What you need to do: Your task is to print all of the data word for word.
+++ Supplied information +++
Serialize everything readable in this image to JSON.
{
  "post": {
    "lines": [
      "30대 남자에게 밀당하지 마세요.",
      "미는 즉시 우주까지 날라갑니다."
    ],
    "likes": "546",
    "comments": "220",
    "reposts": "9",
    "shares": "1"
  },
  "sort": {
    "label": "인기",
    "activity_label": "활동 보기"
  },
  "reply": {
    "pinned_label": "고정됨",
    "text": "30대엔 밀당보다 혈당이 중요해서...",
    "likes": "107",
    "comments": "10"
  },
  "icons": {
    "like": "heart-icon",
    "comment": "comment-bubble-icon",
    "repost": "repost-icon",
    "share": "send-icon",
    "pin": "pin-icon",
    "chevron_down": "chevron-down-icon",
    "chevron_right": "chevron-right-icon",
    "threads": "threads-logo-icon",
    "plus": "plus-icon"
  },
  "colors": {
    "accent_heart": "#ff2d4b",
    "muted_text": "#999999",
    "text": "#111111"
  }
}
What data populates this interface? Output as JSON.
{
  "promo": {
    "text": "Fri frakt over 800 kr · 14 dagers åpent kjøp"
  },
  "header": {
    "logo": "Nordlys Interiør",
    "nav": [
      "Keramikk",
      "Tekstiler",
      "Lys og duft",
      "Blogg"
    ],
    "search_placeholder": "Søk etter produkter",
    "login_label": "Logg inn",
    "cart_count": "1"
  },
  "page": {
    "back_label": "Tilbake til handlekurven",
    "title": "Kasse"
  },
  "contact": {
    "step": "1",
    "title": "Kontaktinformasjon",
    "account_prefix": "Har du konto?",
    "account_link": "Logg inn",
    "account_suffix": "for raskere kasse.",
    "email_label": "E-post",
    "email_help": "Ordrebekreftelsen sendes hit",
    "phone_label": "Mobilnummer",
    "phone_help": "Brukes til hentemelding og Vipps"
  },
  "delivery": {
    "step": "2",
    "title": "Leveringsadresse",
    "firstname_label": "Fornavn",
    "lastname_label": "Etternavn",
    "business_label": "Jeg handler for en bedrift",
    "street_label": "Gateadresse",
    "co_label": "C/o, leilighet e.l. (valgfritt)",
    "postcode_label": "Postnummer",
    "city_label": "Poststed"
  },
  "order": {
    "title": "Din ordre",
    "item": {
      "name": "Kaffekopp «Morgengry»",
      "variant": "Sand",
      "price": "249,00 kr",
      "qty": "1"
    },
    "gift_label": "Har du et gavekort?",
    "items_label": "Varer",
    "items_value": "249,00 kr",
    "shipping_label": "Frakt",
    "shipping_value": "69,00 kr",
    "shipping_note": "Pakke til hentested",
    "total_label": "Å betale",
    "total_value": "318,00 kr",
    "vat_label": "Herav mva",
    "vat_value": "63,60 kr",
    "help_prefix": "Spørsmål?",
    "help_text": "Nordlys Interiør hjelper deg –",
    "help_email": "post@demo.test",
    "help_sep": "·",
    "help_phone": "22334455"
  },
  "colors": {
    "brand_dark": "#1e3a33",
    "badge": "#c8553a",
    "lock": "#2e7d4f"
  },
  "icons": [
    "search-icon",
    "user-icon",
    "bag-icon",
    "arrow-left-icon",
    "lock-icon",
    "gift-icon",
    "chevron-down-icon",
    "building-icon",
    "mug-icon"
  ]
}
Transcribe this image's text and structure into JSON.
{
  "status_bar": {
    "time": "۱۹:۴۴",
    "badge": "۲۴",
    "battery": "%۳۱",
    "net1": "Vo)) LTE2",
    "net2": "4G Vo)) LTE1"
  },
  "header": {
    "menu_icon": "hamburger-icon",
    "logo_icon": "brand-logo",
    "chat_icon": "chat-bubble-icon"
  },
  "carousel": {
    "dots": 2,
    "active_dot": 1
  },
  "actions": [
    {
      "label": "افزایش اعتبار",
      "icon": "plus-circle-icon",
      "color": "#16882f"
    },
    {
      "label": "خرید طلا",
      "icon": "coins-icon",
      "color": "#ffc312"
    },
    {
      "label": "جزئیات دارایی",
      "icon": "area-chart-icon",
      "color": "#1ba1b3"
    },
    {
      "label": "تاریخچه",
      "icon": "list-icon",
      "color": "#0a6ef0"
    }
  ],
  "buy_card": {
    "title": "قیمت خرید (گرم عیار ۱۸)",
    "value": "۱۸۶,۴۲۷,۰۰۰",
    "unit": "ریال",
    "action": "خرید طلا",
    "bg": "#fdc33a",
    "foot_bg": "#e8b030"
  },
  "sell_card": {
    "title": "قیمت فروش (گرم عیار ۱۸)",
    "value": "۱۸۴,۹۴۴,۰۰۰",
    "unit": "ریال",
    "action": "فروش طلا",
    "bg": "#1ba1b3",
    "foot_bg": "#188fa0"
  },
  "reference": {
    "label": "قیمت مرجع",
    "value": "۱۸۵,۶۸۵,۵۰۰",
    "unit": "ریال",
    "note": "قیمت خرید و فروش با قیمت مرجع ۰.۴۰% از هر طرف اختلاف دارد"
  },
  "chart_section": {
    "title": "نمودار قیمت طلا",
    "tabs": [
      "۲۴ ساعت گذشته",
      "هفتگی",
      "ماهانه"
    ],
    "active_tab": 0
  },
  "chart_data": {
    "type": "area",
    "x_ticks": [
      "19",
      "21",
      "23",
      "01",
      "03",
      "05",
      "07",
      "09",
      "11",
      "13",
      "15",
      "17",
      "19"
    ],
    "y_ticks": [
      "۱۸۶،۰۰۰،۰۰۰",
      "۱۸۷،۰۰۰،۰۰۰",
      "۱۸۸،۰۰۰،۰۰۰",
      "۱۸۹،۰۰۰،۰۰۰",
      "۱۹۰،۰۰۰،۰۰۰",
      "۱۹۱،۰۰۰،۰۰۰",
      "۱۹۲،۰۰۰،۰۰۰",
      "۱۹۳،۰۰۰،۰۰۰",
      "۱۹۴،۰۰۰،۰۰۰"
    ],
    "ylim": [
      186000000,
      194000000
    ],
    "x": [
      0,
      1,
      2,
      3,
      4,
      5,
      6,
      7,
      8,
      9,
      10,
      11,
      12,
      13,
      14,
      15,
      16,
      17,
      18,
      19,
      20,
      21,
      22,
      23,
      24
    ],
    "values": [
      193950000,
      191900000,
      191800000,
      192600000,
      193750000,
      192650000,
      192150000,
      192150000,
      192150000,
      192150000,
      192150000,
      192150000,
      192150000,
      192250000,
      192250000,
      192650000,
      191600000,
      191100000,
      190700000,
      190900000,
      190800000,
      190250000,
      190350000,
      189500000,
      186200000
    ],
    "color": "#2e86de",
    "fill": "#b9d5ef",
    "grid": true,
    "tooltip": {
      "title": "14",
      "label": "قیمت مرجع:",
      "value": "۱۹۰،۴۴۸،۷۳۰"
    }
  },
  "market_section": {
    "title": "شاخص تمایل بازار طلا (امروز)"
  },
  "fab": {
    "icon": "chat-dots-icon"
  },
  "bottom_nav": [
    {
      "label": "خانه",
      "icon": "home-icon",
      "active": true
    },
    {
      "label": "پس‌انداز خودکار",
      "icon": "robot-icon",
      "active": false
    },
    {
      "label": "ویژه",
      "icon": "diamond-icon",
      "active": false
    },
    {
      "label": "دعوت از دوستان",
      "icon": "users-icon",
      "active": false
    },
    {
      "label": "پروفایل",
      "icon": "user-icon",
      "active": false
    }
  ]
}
+++
Task answer:
Serialize everything readable in this image to JSON.
{
  "post": {
    "lines": [
      "30대 남자에게 밀당하지 마세요.",
      "미는 즉시 우주까지 날라갑니다."
    ],
    "likes": "546",
    "comments": "220",
    "reposts": "9",
    "shares": "1"
  },
  "sort": {
    "label": "인기",
    "activity_label": "활동 보기"
  },
  "reply": {
    "pinned_label": "고정됨",
    "text": "30대엔 밀당보다 혈당이 중요해서...",
    "likes": "107",
    "comments": "10"
  },
  "icons": {
    "like": "heart-icon",
    "comment": "comment-bubble-icon",
    "repost": "repost-icon",
    "share": "send-icon",
    "pin": "pin-icon",
    "chevron_down": "chevron-down-icon",
    "chevron_right": "chevron-right-icon",
    "threads": "threads-logo-icon",
    "plus": "plus-icon"
  },
  "colors": {
    "accent_heart": "#ff2d4b",
    "muted_text": "#999999",
    "text": "#111111"
  }
}
What data populates this interface? Output as JSON.
{
  "promo": {
    "text": "Fri frakt over 800 kr · 14 dagers åpent kjøp"
  },
  "header": {
    "logo": "Nordlys Interiør",
    "nav": [
      "Keramikk",
      "Tekstiler",
      "Lys og duft",
      "Blogg"
    ],
    "search_placeholder": "Søk etter produkter",
    "login_label": "Logg inn",
    "cart_count": "1"
  },
  "page": {
    "back_label": "Tilbake til handlekurven",
    "title": "Kasse"
  },
  "contact": {
    "step": "1",
    "title": "Kontaktinformasjon",
    "account_prefix": "Har du konto?",
    "account_link": "Logg inn",
    "account_suffix": "for raskere kasse.",
    "email_label": "E-post",
    "email_help": "Ordrebekreftelsen sendes hit",
    "phone_label": "Mobilnummer",
    "phone_help": "Brukes til hentemelding og Vipps"
  },
  "delivery": {
    "step": "2",
    "title": "Leveringsadresse",
    "firstname_label": "Fornavn",
    "lastname_label": "Etternavn",
    "business_label": "Jeg handler for en bedrift",
    "street_label": "Gateadresse",
    "co_label": "C/o, leilighet e.l. (valgfritt)",
    "postcode_label": "Postnummer",
    "city_label": "Poststed"
  },
  "order": {
    "title": "Din ordre",
    "item": {
      "name": "Kaffekopp «Morgengry»",
      "variant": "Sand",
      "price": "249,00 kr",
      "qty": "1"
    },
    "gift_label": "Har du et gavekort?",
    "items_label": "Varer",
    "items_value": "249,00 kr",
    "shipping_label": "Frakt",
    "shipping_value": "69,00 kr",
    "shipping_note": "Pakke til hentested",
    "total_label": "Å betale",
    "total_value": "318,00 kr",
    "vat_label": "Herav mva",
    "vat_value": "63,60 kr",
    "help_prefix": "Spørsmål?",
    "help_text": "Nordlys Interiør hjelper deg –",
    "help_email": "post@demo.test",
    "help_sep": "·",
    "help_phone": "22334455"
  },
  "colors": {
    "brand_dark": "#1e3a33",
    "badge": "#c8553a",
    "lock": "#2e7d4f"
  },
  "icons": [
    "search-icon",
    "user-icon",
    "bag-icon",
    "arrow-left-icon",
    "lock-icon",
    "gift-icon",
    "chevron-down-icon",
    "building-icon",
    "mug-icon"
  ]
}
Transcribe this image's text and structure into JSON.
{
  "status_bar": {
    "time": "۱۹:۴۴",
    "badge": "۲۴",
    "battery": "%۳۱",
    "net1": "Vo)) LTE2",
    "net2": "4G Vo)) LTE1"
  },
  "header": {
    "menu_icon": "hamburger-icon",
    "logo_icon": "brand-logo",
    "chat_icon": "chat-bubble-icon"
  },
  "carousel": {
    "dots": 2,
    "active_dot": 1
  },
  "actions": [
    {
      "label": "افزایش اعتبار",
      "icon": "plus-circle-icon",
      "color": "#16882f"
    },
    {
      "label": "خرید طلا",
      "icon": "coins-icon",
      "color": "#ffc312"
    },
    {
      "label": "جزئیات دارایی",
      "icon": "area-chart-icon",
      "color": "#1ba1b3"
    },
    {
      "label": "تاریخچه",
      "icon": "list-icon",
      "color": "#0a6ef0"
    }
  ],
  "buy_card": {
    "title": "قیمت خرید (گرم عیار ۱۸)",
    "value": "۱۸۶,۴۲۷,۰۰۰",
    "unit": "ریال",
    "action": "خرید طلا",
    "bg": "#fdc33a",
    "foot_bg": "#e8b030"
  },
  "sell_card": {
    "title": "قیمت فروش (گرم عیار ۱۸)",
    "value": "۱۸۴,۹۴۴,۰۰۰",
    "unit": "ریال",
    "action": "فروش طلا",
    "bg": "#1ba1b3",
    "foot_bg": "#188fa0"
  },
  "reference": {
    "label": "قیمت مرجع",
    "value": "۱۸۵,۶۸۵,۵۰۰",
    "unit": "ریال",
    "note": "قیمت خرید و فروش با قیمت مرجع ۰.۴۰% از هر طرف اختلاف دارد"
  },
  "chart_section": {
    "title": "نمودار قیمت طلا",
    "tabs": [
      "۲۴ ساعت گذشته",
      "هفتگی",
      "ماهانه"
    ],
    "active_tab": 0
  },
  "chart_data": {
    "type": "area",
    "x_ticks": [
      "19",
      "21",
      "23",
      "01",
      "03",
      "05",
      "07",
      "09",
      "11",
      "13",
      "15",
      "17",
      "19"
    ],
    "y_ticks": [
      "۱۸۶،۰۰۰،۰۰۰",
      "۱۸۷،۰۰۰،۰۰۰",
      "۱۸۸،۰۰۰،۰۰۰",
      "۱۸۹،۰۰۰،۰۰۰",
      "۱۹۰،۰۰۰،۰۰۰",
      "۱۹۱،۰۰۰،۰۰۰",
      "۱۹۲،۰۰۰،۰۰۰",
      "۱۹۳،۰۰۰،۰۰۰",
      "۱۹۴،۰۰۰،۰۰۰"
    ],
    "ylim": [
      186000000,
      194000000
    ],
    "x": [
      0,
      1,
      2,
      3,
      4,
      5,
      6,
      7,
      8,
      9,
      10,
      11,
      12,
      13,
      14,
      15,
      16,
      17,
      18,
      19,
      20,
      21,
      22,
      23,
      24
    ],
    "values": [
      193950000,
      191900000,
      191800000,
      192600000,
      193750000,
      192650000,
      192150000,
      192150000,
      192150000,
      192150000,
      192150000,
      192150000,
      192150000,
      192250000,
      192250000,
      192650000,
      191600000,
      191100000,
      190700000,
      190900000,
      190800000,
      190250000,
      190350000,
      189500000,
      186200000
    ],
    "color": "#2e86de",
    "fill": "#b9d5ef",
    "grid": true,
    "tooltip": {
      "title": "14",
      "label": "قیمت مرجع:",
      "value": "۱۹۰،۴۴۸،۷۳۰"
    }
  },
  "market_section": {
    "title": "شاخص تمایل بازار طلا (امروز)"
  },
  "fab": {
    "icon": "chat-dots-icon"
  },
  "bottom_nav": [
    {
      "label": "خانه",
      "icon": "home-icon",
      "active": true
    },
    {
      "label": "پس‌انداز خودکار",
      "icon": "robot-icon",
      "active": false
    },
    {
      "label": "ویژه",
      "icon": "diamond-icon",
      "active": false
    },
    {
      "label": "دعوت از دوستان",
      "icon": "users-icon",
      "active": false
    },
    {
      "label": "پروفایل",
      "icon": "user-icon",
      "active": false
    }
  ]
}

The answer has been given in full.